Your task: Without including any pictures, write out the listing below exactly.
□ □ □
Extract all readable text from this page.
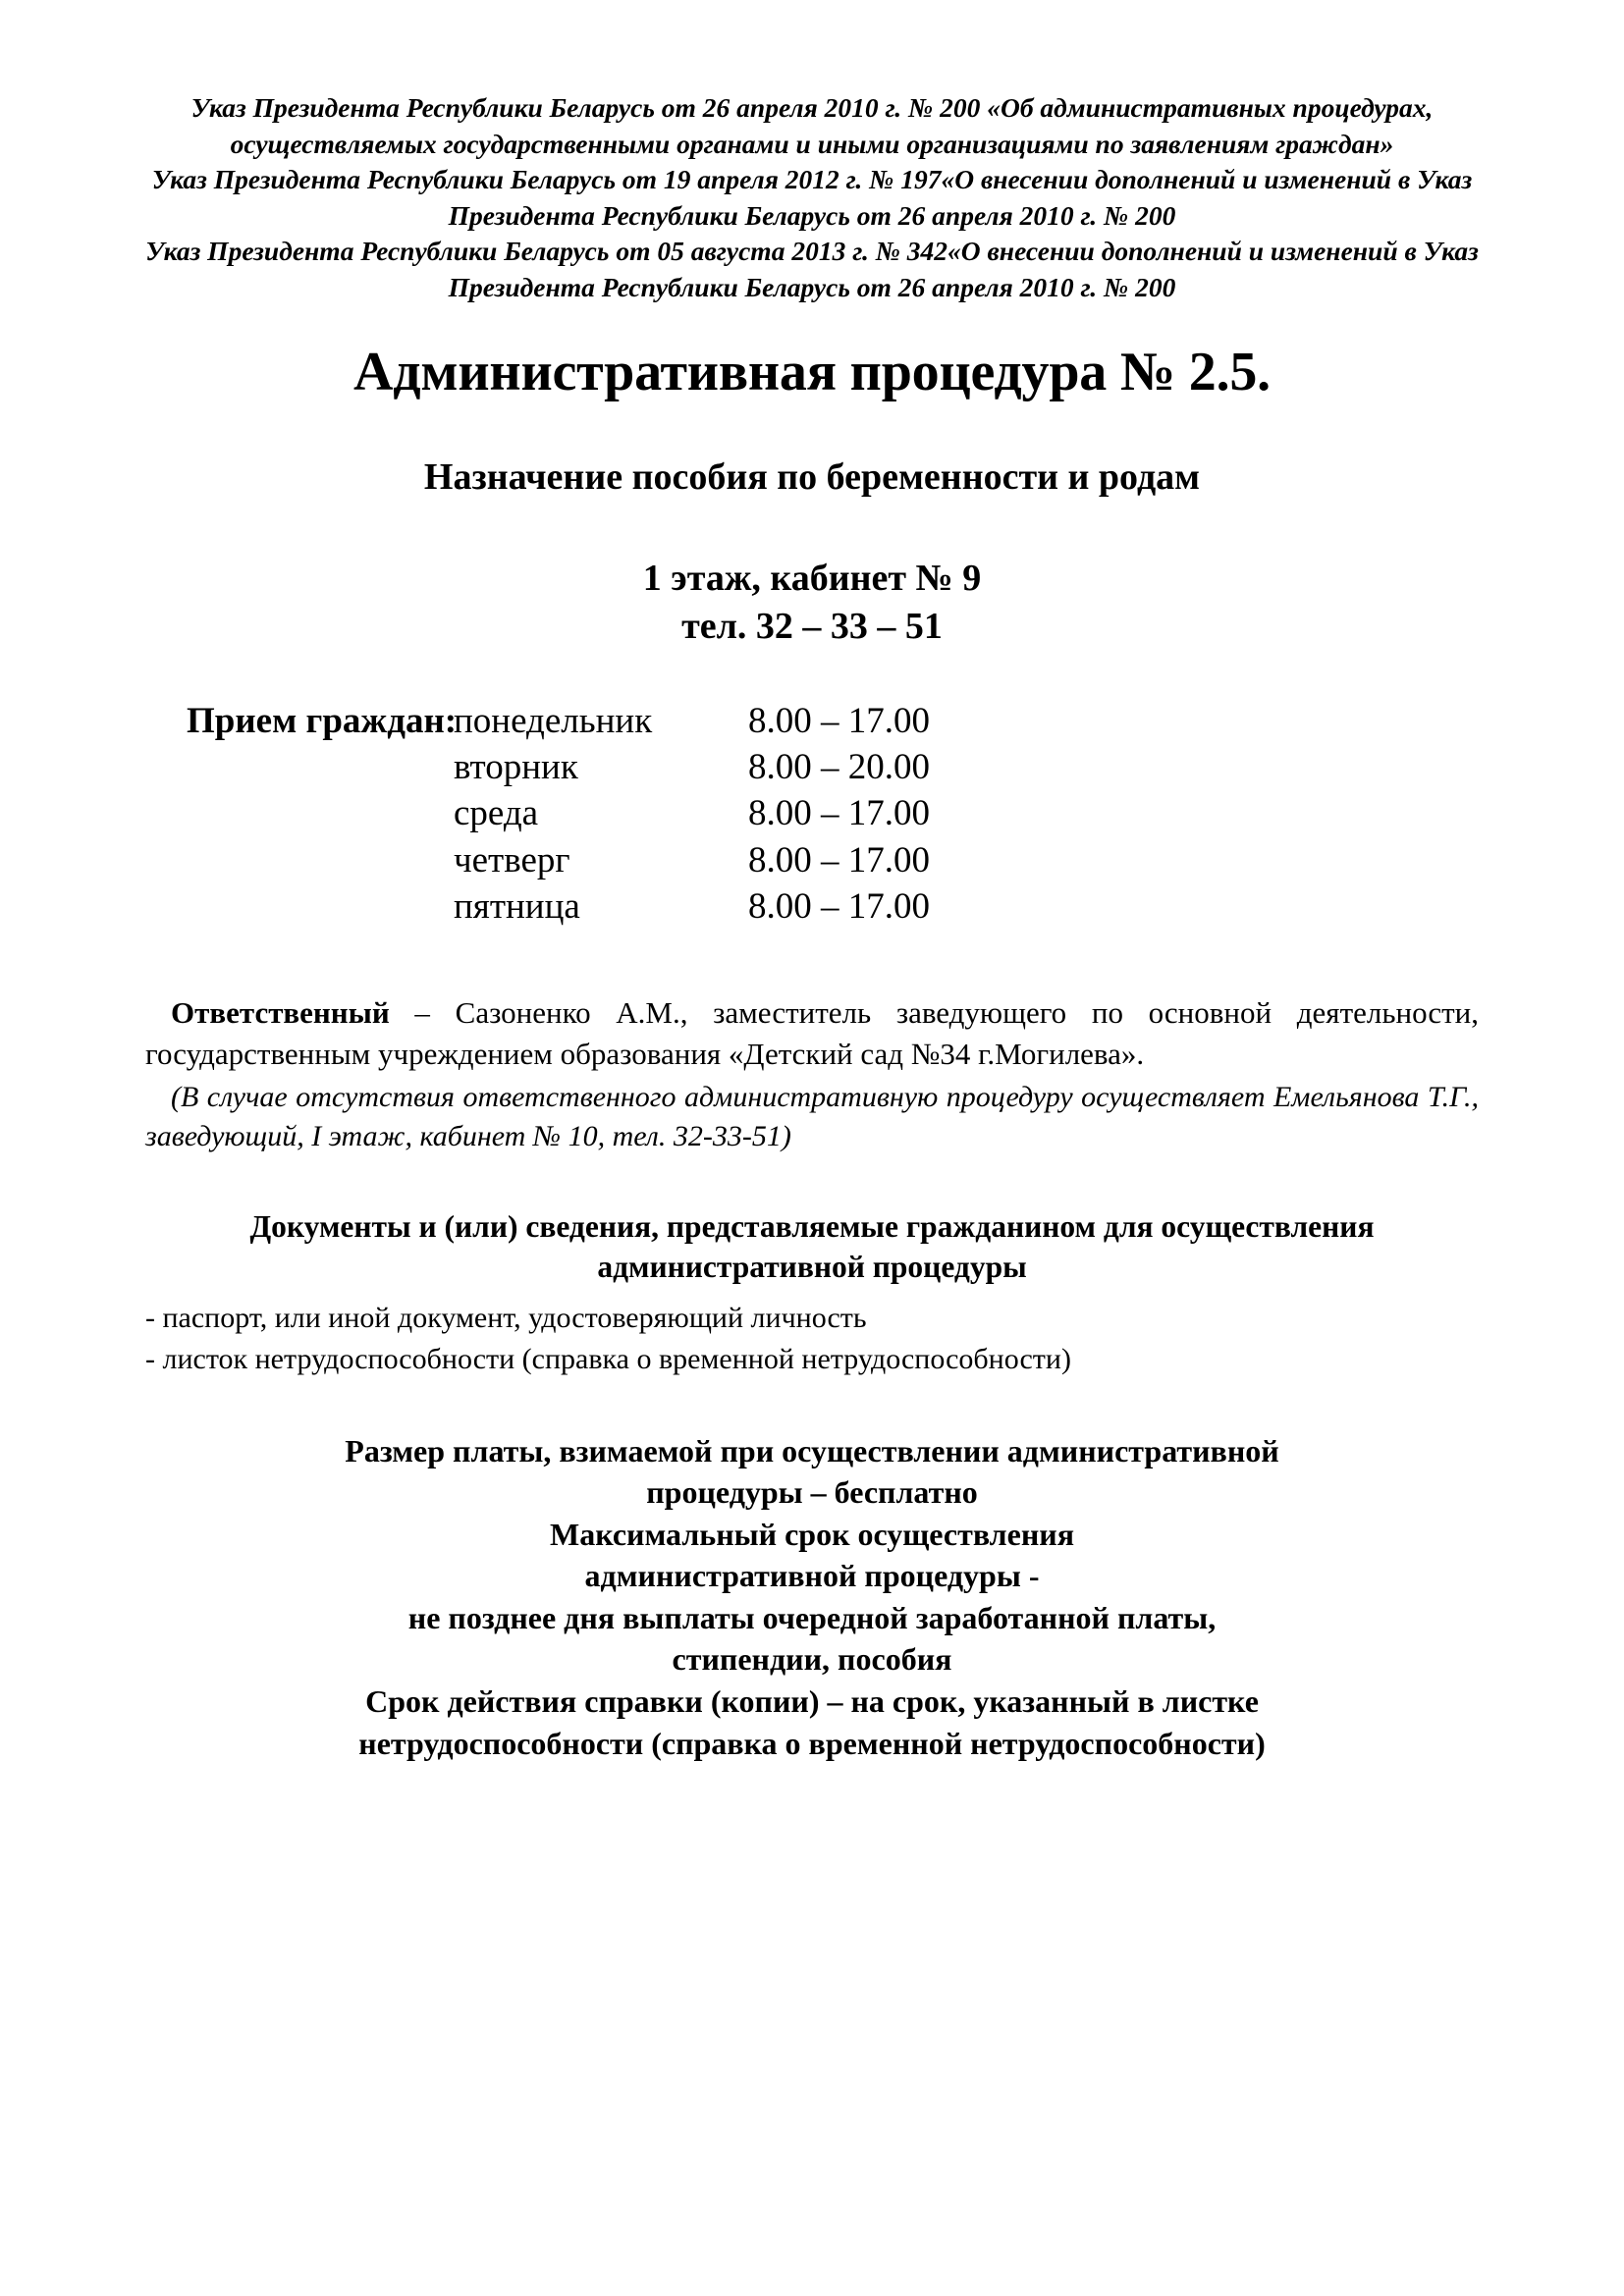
Указ Президента Республики Беларусь от 26 апреля 2010 г. № 200 «Об административных процедурах, осуществляемых государственными органами и иными организациями по заявлениям граждан»

Указ Президента Республики Беларусь от 19 апреля 2012 г. № 197«О внесении дополнений и изменений в Указ Президента Республики Беларусь от 26 апреля 2010 г. № 200

Указ Президента Республики Беларусь от 05 августа 2013 г. № 342«О внесении дополнений и изменений в Указ Президента Республики Беларусь от 26 апреля 2010 г. № 200

Административная процедура № 2.5.
Назначение пособия по беременности и родам

1 этаж, кабинет № 9

тел. 32 – 33 – 51

Прием граждан:
понедельник	8.00 – 17.00
вторник	8.00 – 20.00
среда	8.00 – 17.00
четверг	8.00 – 17.00
пятница	8.00 – 17.00

Ответственный – Сазоненко А.М., заместитель заведующего по основной деятельности, государственным учреждением образования «Детский сад №34 г.Могилева».

(В случае отсутствия ответственного административную процедуру осуществляет Емельянова Т.Г., заведующий, I этаж, кабинет № 10, тел. 32-33-51)

Документы и (или) сведения, представляемые гражданином для осуществления административной процедуры
- паспорт, или иной документ, удостоверяющий личность
- листок нетрудоспособности (справка о временной нетрудоспособности)

Размер платы, взимаемой при осуществлении административной

процедуры – бесплатно

Максимальный срок осуществления

административной процедуры -

не позднее дня выплаты очередной заработанной платы,

стипендии, пособия

Срок действия справки (копии) – на срок, указанный в листке

нетрудоспособности (справка о временной нетрудоспособности)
□ □ □
Reply:
Extract all readable text from this page.
Указ Президента Республики Беларусь от 26 апреля 2010 г. № 200 «Об административных процедурах, осуществляемых государственными органами и иными организациями по заявлениям граждан»

Указ Президента Республики Беларусь от 19 апреля 2012 г. № 197«О внесении дополнений и изменений в Указ Президента Республики Беларусь от 26 апреля 2010 г. № 200

Указ Президента Республики Беларусь от 05 августа 2013 г. № 342«О внесении дополнений и изменений в Указ Президента Республики Беларусь от 26 апреля 2010 г. № 200

Административная процедура № 2.5.
Назначение пособия по беременности и родам

1 этаж, кабинет № 9

тел. 32 – 33 – 51

Прием граждан:
понедельник	8.00 – 17.00
вторник	8.00 – 20.00
среда	8.00 – 17.00
четверг	8.00 – 17.00
пятница	8.00 – 17.00

Ответственный – Сазоненко А.М., заместитель заведующего по основной деятельности, государственным учреждением образования «Детский сад №34 г.Могилева».

(В случае отсутствия ответственного административную процедуру осуществляет Емельянова Т.Г., заведующий, I этаж, кабинет № 10, тел. 32-33-51)

Документы и (или) сведения, представляемые гражданином для осуществления административной процедуры
- паспорт, или иной документ, удостоверяющий личность
- листок нетрудоспособности (справка о временной нетрудоспособности)

Размер платы, взимаемой при осуществлении административной

процедуры – бесплатно

Максимальный срок осуществления

административной процедуры -

не позднее дня выплаты очередной заработанной платы,

стипендии, пособия

Срок действия справки (копии) – на срок, указанный в листке

нетрудоспособности (справка о временной нетрудоспособности)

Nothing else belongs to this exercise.